- Stored items
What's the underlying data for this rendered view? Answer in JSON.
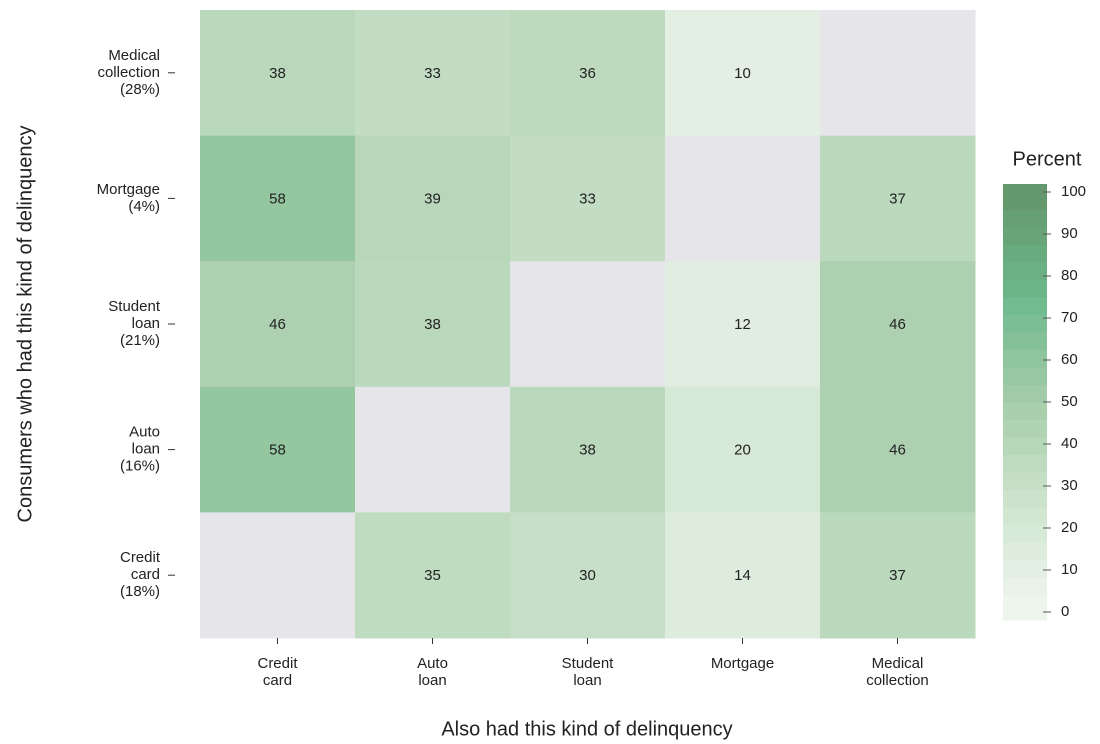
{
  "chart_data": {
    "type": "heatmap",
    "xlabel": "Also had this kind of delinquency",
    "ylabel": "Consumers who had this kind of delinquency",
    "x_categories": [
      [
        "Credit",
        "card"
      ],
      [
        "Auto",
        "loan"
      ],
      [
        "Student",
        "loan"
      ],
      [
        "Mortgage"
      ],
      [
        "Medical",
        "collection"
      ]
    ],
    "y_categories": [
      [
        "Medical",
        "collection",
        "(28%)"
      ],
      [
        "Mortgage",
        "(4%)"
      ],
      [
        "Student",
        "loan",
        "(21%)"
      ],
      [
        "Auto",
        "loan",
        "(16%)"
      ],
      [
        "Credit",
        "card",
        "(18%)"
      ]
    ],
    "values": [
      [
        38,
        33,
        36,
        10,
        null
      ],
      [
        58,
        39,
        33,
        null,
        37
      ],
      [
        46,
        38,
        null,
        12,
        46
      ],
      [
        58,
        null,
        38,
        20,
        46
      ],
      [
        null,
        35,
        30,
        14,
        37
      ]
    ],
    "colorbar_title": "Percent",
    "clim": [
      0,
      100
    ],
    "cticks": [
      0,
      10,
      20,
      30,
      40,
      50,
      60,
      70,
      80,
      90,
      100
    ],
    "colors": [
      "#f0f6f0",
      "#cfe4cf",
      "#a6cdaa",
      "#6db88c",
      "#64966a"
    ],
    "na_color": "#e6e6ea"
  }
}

- Aim of the exercise
Copy and report every line where the word "kind" is present.

- The completed task
    "xlabel": "Also had this kind of delinquency",
    "ylabel": "Consumers who had this kind of delinquency",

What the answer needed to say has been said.